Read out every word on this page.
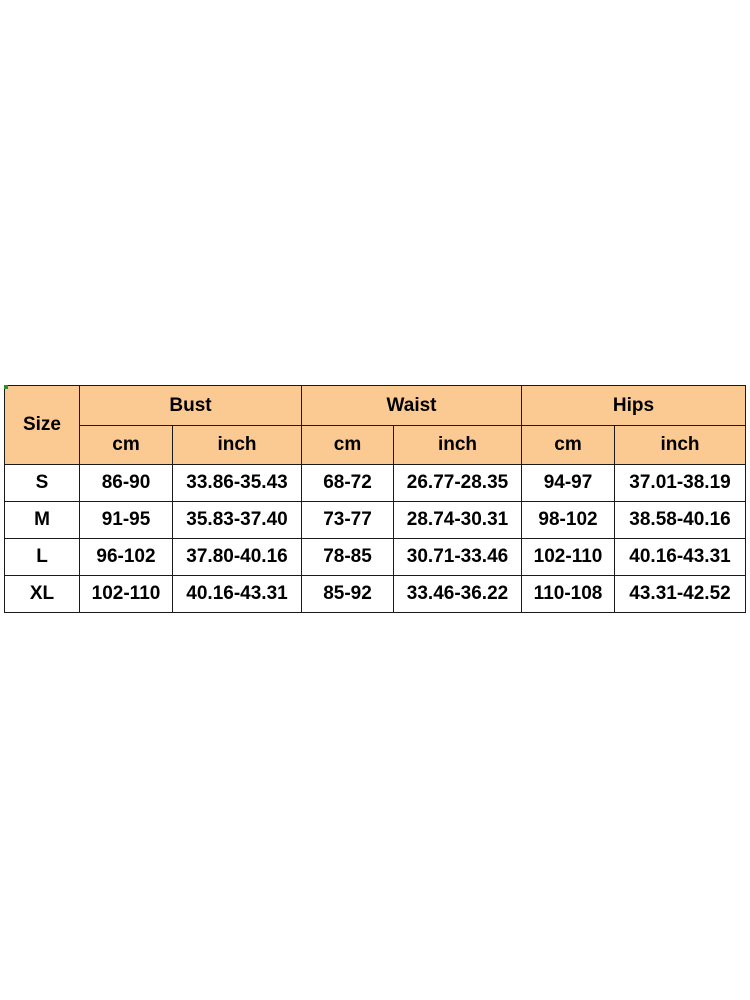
Size	Bust		Waist		Hips	
	cm	inch	cm	inch	cm	inch
S	86-90	33.86-35.43	68-72	26.77-28.35	94-97	37.01-38.19
M	91-95	35.83-37.40	73-77	28.74-30.31	98-102	38.58-40.16
L	96-102	37.80-40.16	78-85	30.71-33.46	102-110	40.16-43.31
XL	102-110	40.16-43.31	85-92	33.46-36.22	110-108	43.31-42.52
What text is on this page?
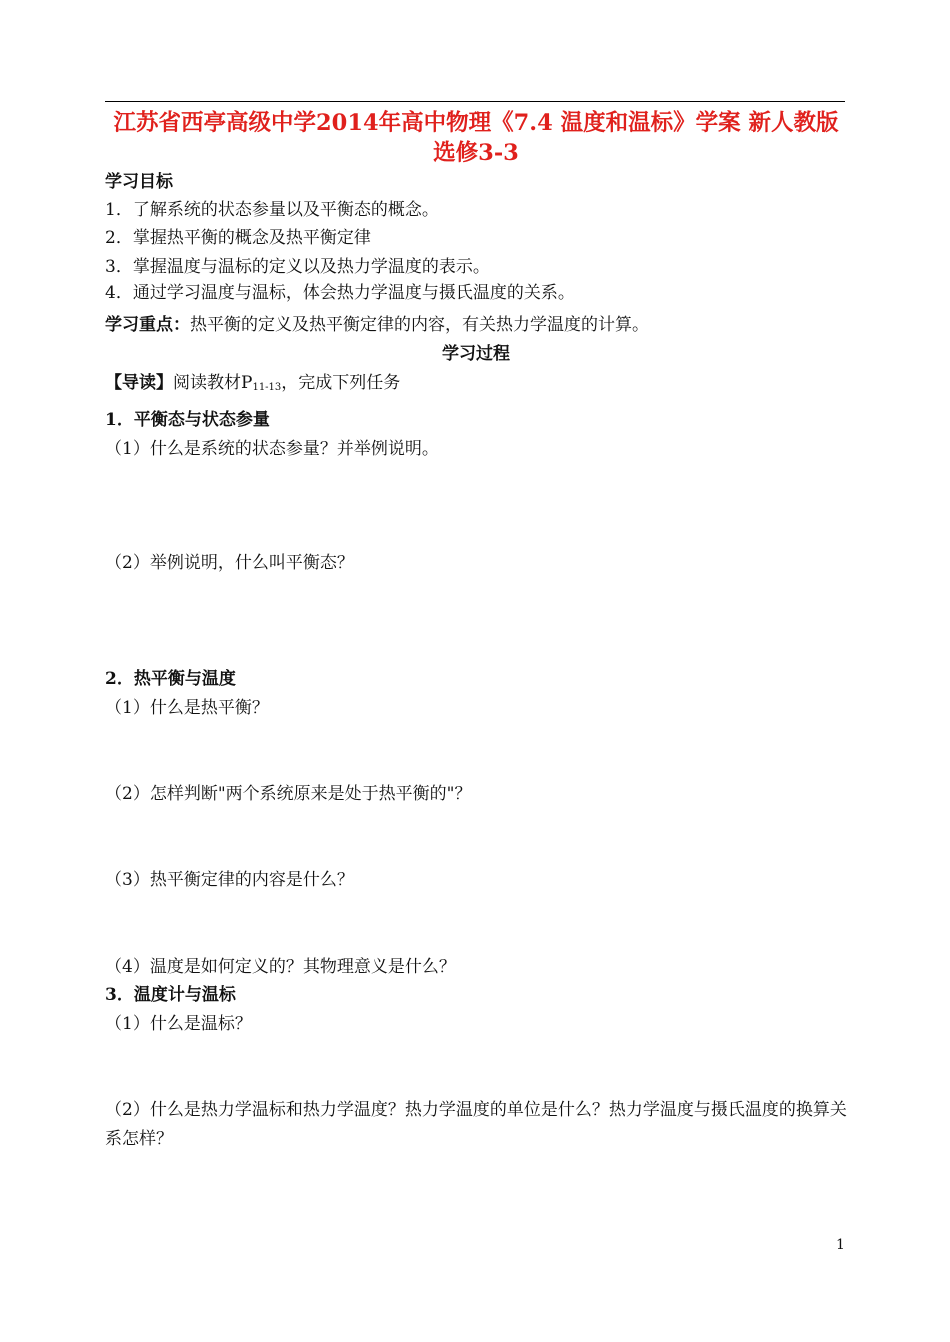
江苏省西亭高级中学2014年高中物理《7.4 温度和温标》学案 新人教版选修3-3
学习目标
1．了解系统的状态参量以及平衡态的概念。
2．掌握热平衡的概念及热平衡定律
3．掌握温度与温标的定义以及热力学温度的表示。
4．通过学习温度与温标，体会热力学温度与摄氏温度的关系。
学习重点：热平衡的定义及热平衡定律的内容，有关热力学温度的计算。
学习过程
【导读】阅读教材$P_{11-13}$，完成下列任务
1．平衡态与状态参量
（1）什么是系统的状态参量？并举例说明。
（2）举例说明，什么叫平衡态？
2．热平衡与温度
（1）什么是热平衡？
（2）怎样判断"两个系统原来是处于热平衡的"？
（3）热平衡定律的内容是什么？
（4）温度是如何定义的？其物理意义是什么？
3．温度计与温标
（1）什么是温标？
（2）什么是热力学温标和热力学温度？热力学温度的单位是什么？热力学温度与摄氏温度的换算关系怎样？
1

◇ ◇ ◇ ◇ ◇

Quote the records in full and exactly; skip any image.

Output of the exercise:
Read out every word on this page.
Size	Bust		Waist		Hips	
	cm	inch	cm	inch	cm	inch
S	86-90	33.86-35.43	68-72	26.77-28.35	94-97	37.01-38.19
M	91-95	35.83-37.40	73-77	28.74-30.31	98-102	38.58-40.16
L	96-102	37.80-40.16	78-85	30.71-33.46	102-110	40.16-43.31
XL	102-110	40.16-43.31	85-92	33.46-36.22	110-108	43.31-42.52
What text is on this page?
江苏省西亭高级中学2014年高中物理《7.4 温度和温标》学案 新人教版选修3-3
学习目标
1．了解系统的状态参量以及平衡态的概念。
2．掌握热平衡的概念及热平衡定律
3．掌握温度与温标的定义以及热力学温度的表示。
4．通过学习温度与温标，体会热力学温度与摄氏温度的关系。
学习重点：热平衡的定义及热平衡定律的内容，有关热力学温度的计算。
学习过程
【导读】阅读教材$P_{11-13}$，完成下列任务
1．平衡态与状态参量
（1）什么是系统的状态参量？并举例说明。
（2）举例说明，什么叫平衡态？
2．热平衡与温度
（1）什么是热平衡？
（2）怎样判断"两个系统原来是处于热平衡的"？
（3）热平衡定律的内容是什么？
（4）温度是如何定义的？其物理意义是什么？
3．温度计与温标
（1）什么是温标？
（2）什么是热力学温标和热力学温度？热力学温度的单位是什么？热力学温度与摄氏温度的换算关系怎样？
1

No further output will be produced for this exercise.